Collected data
=-=-=-=-=

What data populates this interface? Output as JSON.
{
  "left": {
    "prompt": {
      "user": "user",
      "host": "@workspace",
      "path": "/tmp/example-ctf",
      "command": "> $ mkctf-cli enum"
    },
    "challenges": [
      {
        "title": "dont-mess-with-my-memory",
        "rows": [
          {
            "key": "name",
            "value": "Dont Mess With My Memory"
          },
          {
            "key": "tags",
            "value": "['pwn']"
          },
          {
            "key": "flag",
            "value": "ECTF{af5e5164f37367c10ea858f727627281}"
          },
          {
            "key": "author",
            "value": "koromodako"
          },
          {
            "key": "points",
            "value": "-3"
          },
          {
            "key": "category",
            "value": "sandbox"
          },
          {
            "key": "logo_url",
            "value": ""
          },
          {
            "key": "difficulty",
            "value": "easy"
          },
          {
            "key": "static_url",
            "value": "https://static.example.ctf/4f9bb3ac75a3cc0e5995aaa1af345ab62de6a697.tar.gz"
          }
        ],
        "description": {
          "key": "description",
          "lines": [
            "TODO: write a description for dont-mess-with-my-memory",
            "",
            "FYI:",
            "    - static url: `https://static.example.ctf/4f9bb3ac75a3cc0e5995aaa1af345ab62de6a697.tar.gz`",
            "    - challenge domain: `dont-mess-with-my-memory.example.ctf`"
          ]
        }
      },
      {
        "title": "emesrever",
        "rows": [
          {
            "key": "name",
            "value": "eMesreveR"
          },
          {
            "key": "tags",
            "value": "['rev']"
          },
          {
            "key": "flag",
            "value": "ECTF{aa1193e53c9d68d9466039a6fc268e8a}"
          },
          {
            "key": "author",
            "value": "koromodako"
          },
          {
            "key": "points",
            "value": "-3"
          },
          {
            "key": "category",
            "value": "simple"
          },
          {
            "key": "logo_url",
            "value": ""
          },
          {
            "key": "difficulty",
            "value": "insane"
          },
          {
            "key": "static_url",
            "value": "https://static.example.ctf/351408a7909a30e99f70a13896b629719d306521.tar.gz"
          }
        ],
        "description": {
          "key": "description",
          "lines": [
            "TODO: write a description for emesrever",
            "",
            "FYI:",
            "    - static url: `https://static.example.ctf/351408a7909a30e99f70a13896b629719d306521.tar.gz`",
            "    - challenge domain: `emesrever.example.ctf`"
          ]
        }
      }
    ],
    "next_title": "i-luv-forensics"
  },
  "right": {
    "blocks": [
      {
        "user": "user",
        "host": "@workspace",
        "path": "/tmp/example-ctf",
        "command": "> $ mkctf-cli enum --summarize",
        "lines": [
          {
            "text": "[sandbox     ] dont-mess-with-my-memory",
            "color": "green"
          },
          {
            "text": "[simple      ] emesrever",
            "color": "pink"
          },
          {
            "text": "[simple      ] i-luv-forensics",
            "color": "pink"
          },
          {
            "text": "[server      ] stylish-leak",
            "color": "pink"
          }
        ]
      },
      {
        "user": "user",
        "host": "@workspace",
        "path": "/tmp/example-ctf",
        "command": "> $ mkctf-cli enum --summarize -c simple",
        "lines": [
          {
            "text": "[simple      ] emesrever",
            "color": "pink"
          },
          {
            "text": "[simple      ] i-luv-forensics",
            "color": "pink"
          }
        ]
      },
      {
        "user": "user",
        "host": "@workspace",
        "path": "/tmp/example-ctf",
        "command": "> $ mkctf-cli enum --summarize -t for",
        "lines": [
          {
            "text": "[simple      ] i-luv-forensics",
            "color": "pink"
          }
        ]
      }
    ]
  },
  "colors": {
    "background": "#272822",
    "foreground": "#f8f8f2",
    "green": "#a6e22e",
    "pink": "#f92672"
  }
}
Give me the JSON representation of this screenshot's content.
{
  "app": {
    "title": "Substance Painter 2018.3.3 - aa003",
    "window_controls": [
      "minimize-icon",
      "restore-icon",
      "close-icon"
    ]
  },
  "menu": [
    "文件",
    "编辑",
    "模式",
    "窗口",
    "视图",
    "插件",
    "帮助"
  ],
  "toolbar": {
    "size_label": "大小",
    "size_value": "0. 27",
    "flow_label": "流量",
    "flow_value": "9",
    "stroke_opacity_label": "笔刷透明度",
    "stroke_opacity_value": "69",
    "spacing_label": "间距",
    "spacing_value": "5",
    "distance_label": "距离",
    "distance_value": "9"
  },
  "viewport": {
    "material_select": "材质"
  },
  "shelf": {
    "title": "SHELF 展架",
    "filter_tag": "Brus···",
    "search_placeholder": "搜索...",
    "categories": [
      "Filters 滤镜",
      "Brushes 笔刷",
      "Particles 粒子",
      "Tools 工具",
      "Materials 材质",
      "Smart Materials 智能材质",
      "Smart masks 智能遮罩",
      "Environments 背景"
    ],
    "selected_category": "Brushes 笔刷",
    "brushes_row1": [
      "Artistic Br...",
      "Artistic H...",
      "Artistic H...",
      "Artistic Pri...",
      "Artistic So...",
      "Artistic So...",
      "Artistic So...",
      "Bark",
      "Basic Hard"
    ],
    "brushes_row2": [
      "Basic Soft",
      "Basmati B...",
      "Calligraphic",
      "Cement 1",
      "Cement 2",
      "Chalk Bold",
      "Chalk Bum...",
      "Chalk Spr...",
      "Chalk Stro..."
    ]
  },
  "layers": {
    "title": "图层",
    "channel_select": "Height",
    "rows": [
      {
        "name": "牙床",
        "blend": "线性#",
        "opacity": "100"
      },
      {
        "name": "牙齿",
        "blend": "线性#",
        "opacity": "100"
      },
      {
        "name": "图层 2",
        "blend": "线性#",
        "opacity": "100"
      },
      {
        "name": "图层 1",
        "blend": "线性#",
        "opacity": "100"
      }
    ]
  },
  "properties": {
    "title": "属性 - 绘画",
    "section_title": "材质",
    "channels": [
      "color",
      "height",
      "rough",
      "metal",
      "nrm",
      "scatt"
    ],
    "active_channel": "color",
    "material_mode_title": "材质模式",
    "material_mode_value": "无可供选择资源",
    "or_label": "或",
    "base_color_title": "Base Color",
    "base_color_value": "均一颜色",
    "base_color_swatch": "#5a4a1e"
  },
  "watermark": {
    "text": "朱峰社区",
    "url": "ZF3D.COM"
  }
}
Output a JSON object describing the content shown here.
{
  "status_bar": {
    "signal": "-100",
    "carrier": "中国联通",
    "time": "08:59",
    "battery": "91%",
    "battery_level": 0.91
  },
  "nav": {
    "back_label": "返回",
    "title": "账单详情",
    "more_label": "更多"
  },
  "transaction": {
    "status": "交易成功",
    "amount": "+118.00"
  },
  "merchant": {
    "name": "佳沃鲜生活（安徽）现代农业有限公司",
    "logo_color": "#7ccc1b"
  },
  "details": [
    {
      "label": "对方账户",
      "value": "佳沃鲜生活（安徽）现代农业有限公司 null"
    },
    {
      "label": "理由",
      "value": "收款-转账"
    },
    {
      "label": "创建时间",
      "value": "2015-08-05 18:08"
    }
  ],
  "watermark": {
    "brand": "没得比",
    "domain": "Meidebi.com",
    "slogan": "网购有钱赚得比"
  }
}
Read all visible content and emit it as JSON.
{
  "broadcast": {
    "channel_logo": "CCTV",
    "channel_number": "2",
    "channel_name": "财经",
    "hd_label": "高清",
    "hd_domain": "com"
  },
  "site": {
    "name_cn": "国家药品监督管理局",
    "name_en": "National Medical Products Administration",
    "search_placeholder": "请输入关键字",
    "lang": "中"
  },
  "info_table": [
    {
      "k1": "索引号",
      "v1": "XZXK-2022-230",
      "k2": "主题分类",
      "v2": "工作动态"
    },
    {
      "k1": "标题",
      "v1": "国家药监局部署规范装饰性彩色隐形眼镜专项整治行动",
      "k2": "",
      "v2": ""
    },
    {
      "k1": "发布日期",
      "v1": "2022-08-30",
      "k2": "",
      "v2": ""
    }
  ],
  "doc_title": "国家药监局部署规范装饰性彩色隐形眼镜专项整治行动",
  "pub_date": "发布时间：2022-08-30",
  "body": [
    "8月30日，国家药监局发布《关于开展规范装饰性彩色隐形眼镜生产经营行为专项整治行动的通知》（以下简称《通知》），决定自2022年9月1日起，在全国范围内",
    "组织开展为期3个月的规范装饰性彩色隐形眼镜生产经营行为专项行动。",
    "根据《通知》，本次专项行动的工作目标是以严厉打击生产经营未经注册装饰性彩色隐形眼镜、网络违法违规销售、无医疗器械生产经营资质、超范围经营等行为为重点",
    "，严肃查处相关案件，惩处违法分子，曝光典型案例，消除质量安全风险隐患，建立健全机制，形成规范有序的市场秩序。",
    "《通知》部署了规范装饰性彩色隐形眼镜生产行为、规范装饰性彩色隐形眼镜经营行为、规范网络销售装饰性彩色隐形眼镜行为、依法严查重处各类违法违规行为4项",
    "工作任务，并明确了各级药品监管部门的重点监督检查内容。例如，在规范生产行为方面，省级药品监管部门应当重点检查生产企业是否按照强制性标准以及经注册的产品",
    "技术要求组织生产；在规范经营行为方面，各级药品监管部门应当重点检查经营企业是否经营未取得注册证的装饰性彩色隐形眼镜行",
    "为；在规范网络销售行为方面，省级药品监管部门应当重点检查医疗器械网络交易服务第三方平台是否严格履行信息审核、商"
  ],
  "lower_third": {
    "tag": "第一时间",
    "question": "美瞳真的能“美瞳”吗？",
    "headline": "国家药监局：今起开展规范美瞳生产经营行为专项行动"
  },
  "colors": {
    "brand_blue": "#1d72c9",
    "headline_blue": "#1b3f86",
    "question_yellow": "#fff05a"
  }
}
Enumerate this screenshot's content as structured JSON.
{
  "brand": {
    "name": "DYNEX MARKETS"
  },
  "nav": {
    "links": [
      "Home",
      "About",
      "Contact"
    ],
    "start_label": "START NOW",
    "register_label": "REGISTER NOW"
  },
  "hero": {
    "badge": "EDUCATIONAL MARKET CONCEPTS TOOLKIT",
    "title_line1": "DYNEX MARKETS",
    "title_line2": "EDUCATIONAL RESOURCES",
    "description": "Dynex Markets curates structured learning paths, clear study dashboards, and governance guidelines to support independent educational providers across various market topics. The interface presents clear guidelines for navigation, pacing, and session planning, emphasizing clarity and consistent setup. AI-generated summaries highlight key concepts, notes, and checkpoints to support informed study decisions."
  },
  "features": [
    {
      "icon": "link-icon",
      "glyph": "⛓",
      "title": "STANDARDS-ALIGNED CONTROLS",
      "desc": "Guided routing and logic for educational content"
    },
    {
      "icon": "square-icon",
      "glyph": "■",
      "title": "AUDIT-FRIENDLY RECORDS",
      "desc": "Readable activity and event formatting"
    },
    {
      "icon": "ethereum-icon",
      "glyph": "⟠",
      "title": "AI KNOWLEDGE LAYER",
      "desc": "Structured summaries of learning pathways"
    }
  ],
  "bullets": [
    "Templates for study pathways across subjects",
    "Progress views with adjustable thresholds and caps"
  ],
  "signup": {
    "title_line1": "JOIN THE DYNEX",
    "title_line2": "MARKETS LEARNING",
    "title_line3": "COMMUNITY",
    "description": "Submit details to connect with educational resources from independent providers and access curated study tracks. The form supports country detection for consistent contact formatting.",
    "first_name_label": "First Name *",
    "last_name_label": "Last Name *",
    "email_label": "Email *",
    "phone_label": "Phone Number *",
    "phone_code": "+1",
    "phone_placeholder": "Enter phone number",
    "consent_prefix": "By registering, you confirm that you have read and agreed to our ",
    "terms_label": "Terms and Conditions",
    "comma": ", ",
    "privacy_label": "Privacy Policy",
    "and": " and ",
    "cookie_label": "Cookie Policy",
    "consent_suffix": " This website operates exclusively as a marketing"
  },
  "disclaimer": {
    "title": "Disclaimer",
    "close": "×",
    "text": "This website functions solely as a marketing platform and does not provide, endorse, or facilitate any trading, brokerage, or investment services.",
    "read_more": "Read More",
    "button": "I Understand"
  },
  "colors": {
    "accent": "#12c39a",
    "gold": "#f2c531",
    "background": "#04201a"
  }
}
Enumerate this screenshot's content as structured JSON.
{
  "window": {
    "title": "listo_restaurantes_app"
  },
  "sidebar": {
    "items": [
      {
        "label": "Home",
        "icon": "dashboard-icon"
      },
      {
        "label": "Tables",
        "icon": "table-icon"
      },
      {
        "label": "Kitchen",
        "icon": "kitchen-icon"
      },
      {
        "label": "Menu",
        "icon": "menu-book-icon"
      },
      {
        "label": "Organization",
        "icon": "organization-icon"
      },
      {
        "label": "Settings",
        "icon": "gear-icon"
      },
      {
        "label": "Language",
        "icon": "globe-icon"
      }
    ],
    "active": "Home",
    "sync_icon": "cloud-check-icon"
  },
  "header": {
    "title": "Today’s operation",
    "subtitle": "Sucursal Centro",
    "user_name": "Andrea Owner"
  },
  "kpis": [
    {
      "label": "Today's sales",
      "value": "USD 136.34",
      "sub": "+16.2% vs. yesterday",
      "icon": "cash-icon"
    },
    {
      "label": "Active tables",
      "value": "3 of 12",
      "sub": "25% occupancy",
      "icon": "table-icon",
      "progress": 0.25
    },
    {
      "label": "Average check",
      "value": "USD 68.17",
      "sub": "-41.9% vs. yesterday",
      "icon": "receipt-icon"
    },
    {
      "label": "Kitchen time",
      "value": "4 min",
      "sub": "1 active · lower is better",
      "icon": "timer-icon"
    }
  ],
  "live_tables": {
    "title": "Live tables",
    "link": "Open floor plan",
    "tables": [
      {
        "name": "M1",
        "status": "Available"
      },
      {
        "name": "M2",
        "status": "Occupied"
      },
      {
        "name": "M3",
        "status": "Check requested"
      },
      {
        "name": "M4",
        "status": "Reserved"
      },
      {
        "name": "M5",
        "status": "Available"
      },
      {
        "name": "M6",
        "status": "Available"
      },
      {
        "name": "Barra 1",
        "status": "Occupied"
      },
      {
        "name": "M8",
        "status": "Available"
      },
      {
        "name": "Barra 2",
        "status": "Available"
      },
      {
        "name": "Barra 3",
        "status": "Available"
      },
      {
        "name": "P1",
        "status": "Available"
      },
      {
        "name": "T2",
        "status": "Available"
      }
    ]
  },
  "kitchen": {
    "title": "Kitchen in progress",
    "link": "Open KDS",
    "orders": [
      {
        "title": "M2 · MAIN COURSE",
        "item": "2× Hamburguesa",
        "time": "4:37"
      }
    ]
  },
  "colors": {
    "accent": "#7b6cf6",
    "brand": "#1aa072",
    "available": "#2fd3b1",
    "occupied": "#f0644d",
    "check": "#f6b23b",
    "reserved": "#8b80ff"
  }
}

=-=-=-=-=

WHAT YOU SHOULD DO> Look through the records above and report how many lines hold the word "summarize", giving only the number.

OUTPUT OF THE EXERCISE> 3